> What is asked:
Below are the records. Gather each line that holds "Australia".

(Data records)
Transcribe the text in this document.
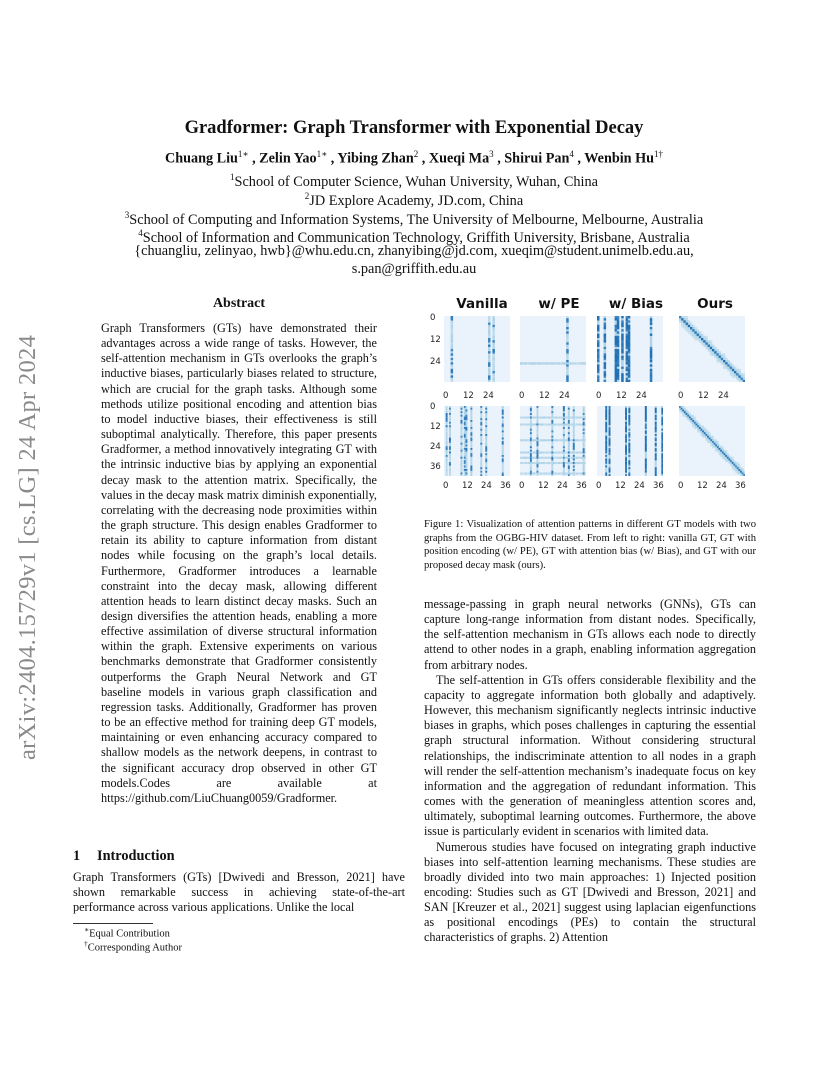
arXiv:2404.15729v1 [cs.LG] 24 Apr 2024
Gradformer: Graph Transformer with Exponential Decay
Chuang Liu$^{1∗}$ , Zelin Yao$^{1∗}$ , Yibing Zhan$^2$ , Xueqi Ma$^3$ , Shirui Pan$^4$ , Wenbin $Hu^{1\dagger}$
$^1$School of Computer Science, Wuhan University, Wuhan, China
$^2$JD Explore Academy, JD.com, China
$^3$School of Computing and Information Systems, The University of Melbourne, Melbourne, Australia
$^4$School of Information and Communication Technology, Griffith University, Brisbane, Australia
{chuangliu, zelinyao, hwb}@whu.edu.cn, zhanyibing@jd.com, xueqim@student.unimelb.edu.au,
s.pan@griffith.edu.au
Abstract
Graph Transformers (GTs) have demonstrated their advantages across a wide range of tasks. However, the self-attention mechanism in GTs overlooks the graph’s inductive biases, particularly biases related to structure, which are crucial for the graph tasks. Although some methods utilize positional encoding and attention bias to model inductive biases, their effectiveness is still suboptimal analytically. Therefore, this paper presents Gradformer, a method innovatively integrating GT with the intrinsic inductive bias by applying an exponential decay mask to the attention matrix. Specifically, the values in the decay mask matrix diminish exponentially, correlating with the decreasing node proximities within the graph structure. This design enables Gradformer to retain its ability to capture information from distant nodes while focusing on the graph’s local details. Furthermore, Gradformer introduces a learnable constraint into the decay mask, allowing different attention heads to learn distinct decay masks. Such an design diversifies the attention heads, enabling a more effective assimilation of diverse structural information within the graph. Extensive experiments on various benchmarks demonstrate that Gradformer consistently outperforms the Graph Neural Network and GT baseline models in various graph classification and regression tasks. Additionally, Gradformer has proven to be an effective method for training deep GT models, maintaining or even enhancing accuracy compared to shallow models as the network deepens, in contrast to the significant accuracy drop observed in other GT models.Codes are available at https://github.com/LiuChuang0059/Gradformer.
1 Introduction
Graph Transformers (GTs) [Dwivedi and Bresson, 2021] have shown remarkable success in achieving state-of-the-art performance across various applications. Unlike the local
∗Equal Contribution
†Corresponding Author
Vanilla	w/ PE	w/ Bias	Ours
0
12
24
0
12
24
36
0 12 24
0 12 24 36
0 12 24
0 12 24 36
0 12 24
0 12 24 36
0 12 24
0 12 24 36
Figure 1: Visualization of attention patterns in different GT models with two graphs from the OGBG-HIV dataset. From left to right: vanilla GT, GT with position encoding (w/ PE), GT with attention bias (w/ Bias), and GT with our proposed decay mask (ours).

message-passing in graph neural networks (GNNs), GTs can capture long-range information from distant nodes. Specifically, the self-attention mechanism in GTs allows each node to directly attend to other nodes in a graph, enabling information aggregation from arbitrary nodes.

The self-attention in GTs offers considerable flexibility and the capacity to aggregate information both globally and adaptively. However, this mechanism significantly neglects intrinsic inductive biases in graphs, which poses challenges in capturing the essential graph structural information. Without considering structural relationships, the indiscriminate attention to all nodes in a graph will render the self-attention mechanism’s inadequate focus on key information and the aggregation of redundant information. This comes with the generation of meaningless attention scores and, ultimately, suboptimal learning outcomes. Furthermore, the above issue is particularly evident in scenarios with limited data.

Numerous studies have focused on integrating graph inductive biases into self-attention learning mechanisms. These studies are broadly divided into two main approaches: 1) Injected position encoding: Studies such as GT [Dwivedi and Bresson, 2021] and SAN [Kreuzer et al., 2021] suggest using laplacian eigenfunctions as positional encodings (PEs) to contain the structural characteristics of graphs. 2) Attention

> Result of this exercise:
$^3$School of Computing and Information Systems, The University of Melbourne, Melbourne, Australia
$^4$School of Information and Communication Technology, Griffith University, Brisbane, Australia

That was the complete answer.